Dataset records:
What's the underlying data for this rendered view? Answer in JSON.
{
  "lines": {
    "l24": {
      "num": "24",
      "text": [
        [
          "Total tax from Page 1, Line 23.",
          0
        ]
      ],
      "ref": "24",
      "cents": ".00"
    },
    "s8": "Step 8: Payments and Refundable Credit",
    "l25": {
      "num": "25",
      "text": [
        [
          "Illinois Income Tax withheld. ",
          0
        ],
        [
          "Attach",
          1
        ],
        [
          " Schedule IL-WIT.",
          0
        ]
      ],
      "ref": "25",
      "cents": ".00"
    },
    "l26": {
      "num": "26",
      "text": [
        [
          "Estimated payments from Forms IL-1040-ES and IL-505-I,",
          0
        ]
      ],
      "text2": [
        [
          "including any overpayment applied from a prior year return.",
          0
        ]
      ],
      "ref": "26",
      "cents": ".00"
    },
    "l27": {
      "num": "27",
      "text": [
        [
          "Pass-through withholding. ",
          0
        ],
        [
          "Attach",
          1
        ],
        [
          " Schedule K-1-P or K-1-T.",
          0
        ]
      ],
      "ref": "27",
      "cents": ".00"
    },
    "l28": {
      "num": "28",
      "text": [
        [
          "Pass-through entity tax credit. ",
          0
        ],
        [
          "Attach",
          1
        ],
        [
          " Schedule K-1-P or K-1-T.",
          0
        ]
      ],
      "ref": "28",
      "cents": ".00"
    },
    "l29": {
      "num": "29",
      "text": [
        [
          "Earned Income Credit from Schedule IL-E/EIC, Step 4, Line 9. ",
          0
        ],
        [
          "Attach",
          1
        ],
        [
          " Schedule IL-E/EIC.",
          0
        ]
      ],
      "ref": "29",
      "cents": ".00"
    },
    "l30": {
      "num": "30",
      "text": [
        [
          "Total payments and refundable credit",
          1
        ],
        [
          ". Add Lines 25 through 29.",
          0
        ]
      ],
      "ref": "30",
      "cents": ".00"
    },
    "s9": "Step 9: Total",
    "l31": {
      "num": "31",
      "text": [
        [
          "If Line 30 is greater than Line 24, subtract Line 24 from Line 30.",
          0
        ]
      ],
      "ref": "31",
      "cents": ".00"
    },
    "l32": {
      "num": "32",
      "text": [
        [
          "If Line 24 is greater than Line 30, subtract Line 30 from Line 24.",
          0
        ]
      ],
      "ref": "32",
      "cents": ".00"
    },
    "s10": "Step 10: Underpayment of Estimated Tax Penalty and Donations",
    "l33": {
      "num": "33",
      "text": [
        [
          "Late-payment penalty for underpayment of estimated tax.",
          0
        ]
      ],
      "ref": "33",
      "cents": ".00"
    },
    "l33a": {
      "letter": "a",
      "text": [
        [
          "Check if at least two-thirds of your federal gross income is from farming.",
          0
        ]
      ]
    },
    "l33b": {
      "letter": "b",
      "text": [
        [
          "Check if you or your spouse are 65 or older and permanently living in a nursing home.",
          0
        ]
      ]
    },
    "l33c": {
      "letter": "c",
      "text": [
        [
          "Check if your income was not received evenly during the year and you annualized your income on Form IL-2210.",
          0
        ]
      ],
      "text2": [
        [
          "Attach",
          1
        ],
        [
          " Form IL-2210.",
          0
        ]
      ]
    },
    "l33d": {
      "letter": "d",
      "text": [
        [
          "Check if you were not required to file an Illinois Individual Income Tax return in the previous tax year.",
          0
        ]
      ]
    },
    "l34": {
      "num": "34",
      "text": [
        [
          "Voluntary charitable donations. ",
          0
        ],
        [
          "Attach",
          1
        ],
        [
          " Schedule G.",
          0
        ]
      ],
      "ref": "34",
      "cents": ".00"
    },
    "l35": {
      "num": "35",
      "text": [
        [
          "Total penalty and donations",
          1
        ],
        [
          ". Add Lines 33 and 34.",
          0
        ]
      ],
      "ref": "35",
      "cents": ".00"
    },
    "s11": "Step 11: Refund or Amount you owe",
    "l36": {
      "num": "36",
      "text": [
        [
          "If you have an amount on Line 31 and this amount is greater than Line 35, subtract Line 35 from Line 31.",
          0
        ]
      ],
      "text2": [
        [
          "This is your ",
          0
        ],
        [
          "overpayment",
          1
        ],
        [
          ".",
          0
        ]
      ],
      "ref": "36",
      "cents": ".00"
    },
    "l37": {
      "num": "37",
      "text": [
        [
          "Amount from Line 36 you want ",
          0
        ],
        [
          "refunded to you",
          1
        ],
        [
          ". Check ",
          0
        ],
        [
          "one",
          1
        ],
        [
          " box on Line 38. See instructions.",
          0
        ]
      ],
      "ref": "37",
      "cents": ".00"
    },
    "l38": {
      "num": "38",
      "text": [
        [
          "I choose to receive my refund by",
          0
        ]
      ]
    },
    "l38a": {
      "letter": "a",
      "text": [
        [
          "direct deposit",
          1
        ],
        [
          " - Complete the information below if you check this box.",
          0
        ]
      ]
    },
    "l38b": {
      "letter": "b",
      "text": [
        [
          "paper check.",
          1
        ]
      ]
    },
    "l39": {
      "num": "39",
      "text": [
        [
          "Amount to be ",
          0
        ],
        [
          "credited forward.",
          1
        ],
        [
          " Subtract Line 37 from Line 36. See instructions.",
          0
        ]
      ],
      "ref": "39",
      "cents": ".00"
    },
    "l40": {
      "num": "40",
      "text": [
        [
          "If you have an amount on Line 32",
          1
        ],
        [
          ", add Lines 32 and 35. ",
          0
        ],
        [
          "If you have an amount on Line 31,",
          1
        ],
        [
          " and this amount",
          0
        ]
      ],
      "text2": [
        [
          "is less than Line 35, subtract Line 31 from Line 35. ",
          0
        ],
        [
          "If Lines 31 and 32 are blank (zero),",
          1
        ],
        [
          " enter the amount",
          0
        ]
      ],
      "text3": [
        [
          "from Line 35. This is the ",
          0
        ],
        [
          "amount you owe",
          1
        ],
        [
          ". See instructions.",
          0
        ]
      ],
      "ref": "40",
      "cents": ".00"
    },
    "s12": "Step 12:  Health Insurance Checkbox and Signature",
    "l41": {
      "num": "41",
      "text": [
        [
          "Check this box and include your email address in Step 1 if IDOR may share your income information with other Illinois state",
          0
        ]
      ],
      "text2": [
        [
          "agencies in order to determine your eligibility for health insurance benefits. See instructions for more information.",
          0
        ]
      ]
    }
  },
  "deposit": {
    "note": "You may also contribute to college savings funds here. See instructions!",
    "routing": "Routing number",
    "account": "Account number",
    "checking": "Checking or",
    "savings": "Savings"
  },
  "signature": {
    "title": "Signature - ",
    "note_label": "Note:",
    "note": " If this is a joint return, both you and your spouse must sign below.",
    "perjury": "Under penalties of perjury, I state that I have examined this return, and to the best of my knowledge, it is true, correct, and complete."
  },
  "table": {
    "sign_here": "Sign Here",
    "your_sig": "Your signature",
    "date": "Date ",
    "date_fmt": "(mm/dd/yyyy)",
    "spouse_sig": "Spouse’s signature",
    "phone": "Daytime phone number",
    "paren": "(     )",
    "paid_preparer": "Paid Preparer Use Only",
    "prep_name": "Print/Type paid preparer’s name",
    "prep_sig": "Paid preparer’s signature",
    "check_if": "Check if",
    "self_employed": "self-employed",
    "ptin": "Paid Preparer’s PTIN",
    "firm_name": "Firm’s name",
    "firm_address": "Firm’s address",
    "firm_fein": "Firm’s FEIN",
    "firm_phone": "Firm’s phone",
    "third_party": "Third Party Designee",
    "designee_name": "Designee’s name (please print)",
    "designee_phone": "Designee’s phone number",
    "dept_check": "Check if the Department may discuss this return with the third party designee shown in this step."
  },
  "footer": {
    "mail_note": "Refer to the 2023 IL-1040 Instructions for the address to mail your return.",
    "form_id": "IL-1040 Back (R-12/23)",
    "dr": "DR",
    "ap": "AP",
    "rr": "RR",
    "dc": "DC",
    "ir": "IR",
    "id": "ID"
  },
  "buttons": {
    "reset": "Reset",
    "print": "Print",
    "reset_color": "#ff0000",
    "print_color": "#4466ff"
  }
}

Problem to work on: Choose all lines containing the string "overpayment" and copy them out.

Task result:
          "including any overpayment applied from a prior year return.",
          "overpayment",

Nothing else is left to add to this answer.